— What you should do —
Collect every line in the records below that contains the word "employee".

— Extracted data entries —
--------------------------------
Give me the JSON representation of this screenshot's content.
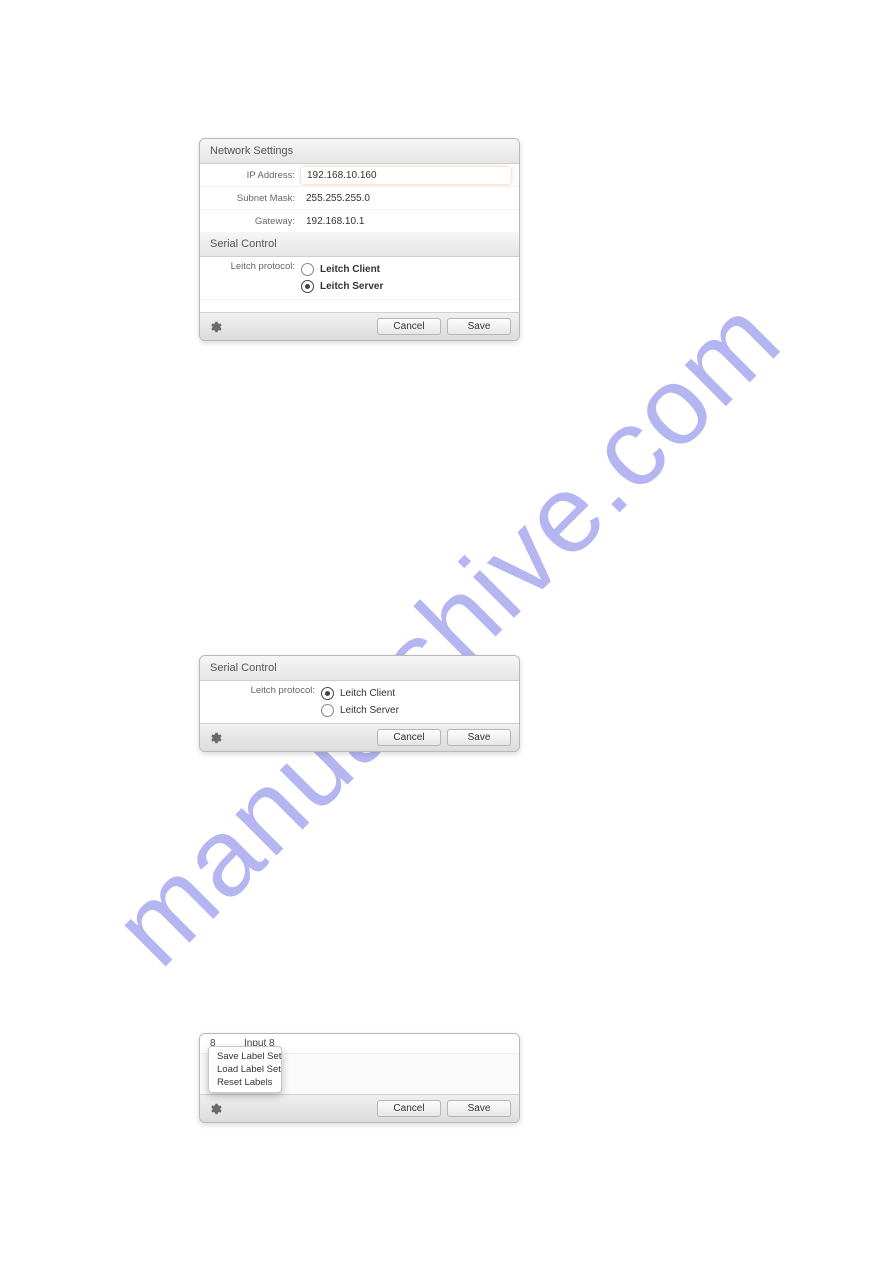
{
  "watermark": "manualshive.com",
  "panel1": {
    "network": {
      "title": "Network Settings",
      "ip_label": "IP Address:",
      "ip_value": "192.168.10.160",
      "subnet_label": "Subnet Mask:",
      "subnet_value": "255.255.255.0",
      "gateway_label": "Gateway:",
      "gateway_value": "192.168.10.1"
    },
    "serial": {
      "title": "Serial Control",
      "protocol_label": "Leitch protocol:",
      "option_client": "Leitch Client",
      "option_server": "Leitch Server",
      "selected": "server"
    },
    "buttons": {
      "cancel": "Cancel",
      "save": "Save"
    }
  },
  "panel2": {
    "serial": {
      "title": "Serial Control",
      "protocol_label": "Leitch protocol:",
      "option_client": "Leitch Client",
      "option_server": "Leitch Server",
      "selected": "client"
    },
    "buttons": {
      "cancel": "Cancel",
      "save": "Save"
    }
  },
  "panel3": {
    "row": {
      "index": "8",
      "label": "Input 8"
    },
    "menu": {
      "save": "Save Label Set",
      "load": "Load Label Set",
      "reset": "Reset Labels"
    },
    "buttons": {
      "cancel": "Cancel",
      "save": "Save"
    }
  }
}
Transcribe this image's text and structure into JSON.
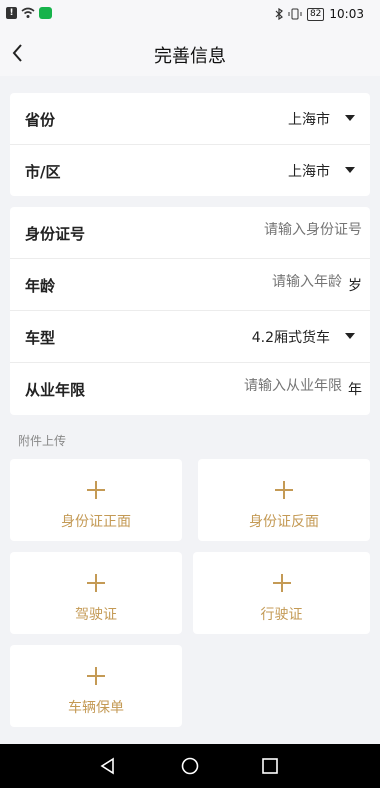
{
  "status_bar": {
    "time": "10:03",
    "battery": "82",
    "notice": "!"
  },
  "header": {
    "title": "完善信息"
  },
  "location_card": {
    "province": {
      "label": "省份",
      "value": "上海市"
    },
    "city": {
      "label": "市/区",
      "value": "上海市"
    }
  },
  "info_card": {
    "id_number": {
      "label": "身份证号",
      "placeholder": "请输入身份证号"
    },
    "age": {
      "label": "年龄",
      "placeholder": "请输入年龄",
      "unit": "岁"
    },
    "vehicle": {
      "label": "车型",
      "value": "4.2厢式货车"
    },
    "experience": {
      "label": "从业年限",
      "placeholder": "请输入从业年限",
      "unit": "年"
    }
  },
  "attachments": {
    "title": "附件上传",
    "items": [
      {
        "label": "身份证正面"
      },
      {
        "label": "身份证反面"
      },
      {
        "label": "驾驶证"
      },
      {
        "label": "行驶证"
      },
      {
        "label": "车辆保单"
      }
    ]
  },
  "colors": {
    "accent": "#c49a55",
    "background": "#f2f3f6"
  }
}
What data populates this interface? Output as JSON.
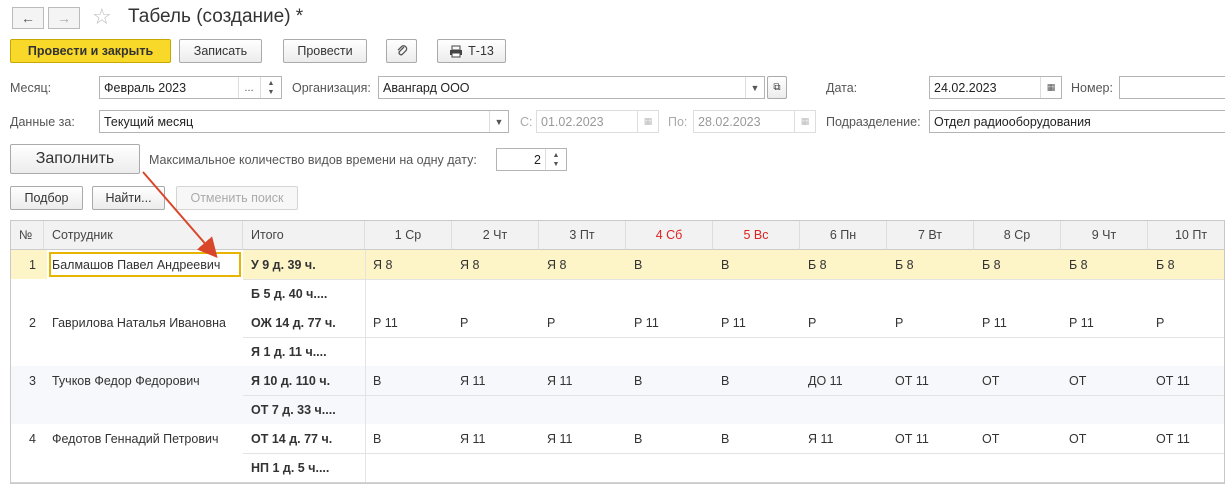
{
  "window": {
    "title": "Табель (создание) *"
  },
  "toolbar": {
    "post_close": "Провести и закрыть",
    "save": "Записать",
    "post": "Провести",
    "print_t13": "Т-13"
  },
  "form": {
    "month_label": "Месяц:",
    "month_value": "Февраль 2023",
    "org_label": "Организация:",
    "org_value": "Авангард ООО",
    "date_label": "Дата:",
    "date_value": "24.02.2023",
    "number_label": "Номер:",
    "number_value": "",
    "data_for_label": "Данные за:",
    "data_for_value": "Текущий месяц",
    "from_label": "С:",
    "from_value": "01.02.2023",
    "to_label": "По:",
    "to_value": "28.02.2023",
    "dept_label": "Подразделение:",
    "dept_value": "Отдел радиооборудования",
    "fill_button": "Заполнить",
    "max_types_label": "Максимальное количество видов времени на одну дату:",
    "max_types_value": "2"
  },
  "table_toolbar": {
    "select": "Подбор",
    "find": "Найти...",
    "cancel_search": "Отменить поиск"
  },
  "table": {
    "columns": {
      "num": "№",
      "employee": "Сотрудник",
      "total": "Итого",
      "days": [
        "1 Ср",
        "2 Чт",
        "3 Пт",
        "4 Сб",
        "5 Вс",
        "6 Пн",
        "7 Вт",
        "8 Ср",
        "9 Чт",
        "10 Пт"
      ],
      "weekend_days": [
        3,
        4
      ]
    },
    "rows": [
      {
        "num": "1",
        "employee": "Балмашов Павел Андреевич",
        "total1": "У 9 д. 39 ч.",
        "total2": "Б 5 д. 40 ч....",
        "days1": [
          "Я 8",
          "Я 8",
          "Я 8",
          "В",
          "В",
          "Б 8",
          "Б 8",
          "Б 8",
          "Б 8",
          "Б 8"
        ],
        "days2": [
          "",
          "",
          "",
          "",
          "",
          "",
          "",
          "",
          "",
          ""
        ]
      },
      {
        "num": "2",
        "employee": "Гаврилова Наталья Ивановна",
        "total1": "ОЖ 14 д. 77 ч.",
        "total2": "Я 1 д. 11 ч....",
        "days1": [
          "Р 11",
          "Р",
          "Р",
          "Р 11",
          "Р 11",
          "Р",
          "Р",
          "Р 11",
          "Р 11",
          "Р"
        ],
        "days2": [
          "",
          "",
          "",
          "",
          "",
          "",
          "",
          "",
          "",
          ""
        ]
      },
      {
        "num": "3",
        "employee": "Тучков Федор Федорович",
        "total1": "Я 10 д. 110 ч.",
        "total2": "ОТ 7 д. 33 ч....",
        "days1": [
          "В",
          "Я 11",
          "Я 11",
          "В",
          "В",
          "ДО 11",
          "ОТ 11",
          "ОТ",
          "ОТ",
          "ОТ 11"
        ],
        "days2": [
          "",
          "",
          "",
          "",
          "",
          "",
          "",
          "",
          "",
          ""
        ]
      },
      {
        "num": "4",
        "employee": "Федотов Геннадий Петрович",
        "total1": "ОТ 14 д. 77 ч.",
        "total2": "НП 1 д. 5 ч....",
        "days1": [
          "В",
          "Я 11",
          "Я 11",
          "В",
          "В",
          "Я 11",
          "ОТ 11",
          "ОТ",
          "ОТ",
          "ОТ 11"
        ],
        "days2": [
          "",
          "",
          "",
          "",
          "",
          "",
          "",
          "",
          "",
          ""
        ]
      }
    ]
  },
  "colors": {
    "primary_button": "#f8d92a",
    "selected_row": "#fdf4c8",
    "weekend_header": "#dd2222",
    "arrow": "#d9472b"
  }
}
--------------------------------
— Result of the task —
      "employee": "Сотрудник",
        "employee": "Балмашов Павел Андреевич",
        "employee": "Гаврилова Наталья Ивановна",
        "employee": "Тучков Федор Федорович",
        "employee": "Федотов Геннадий Петрович",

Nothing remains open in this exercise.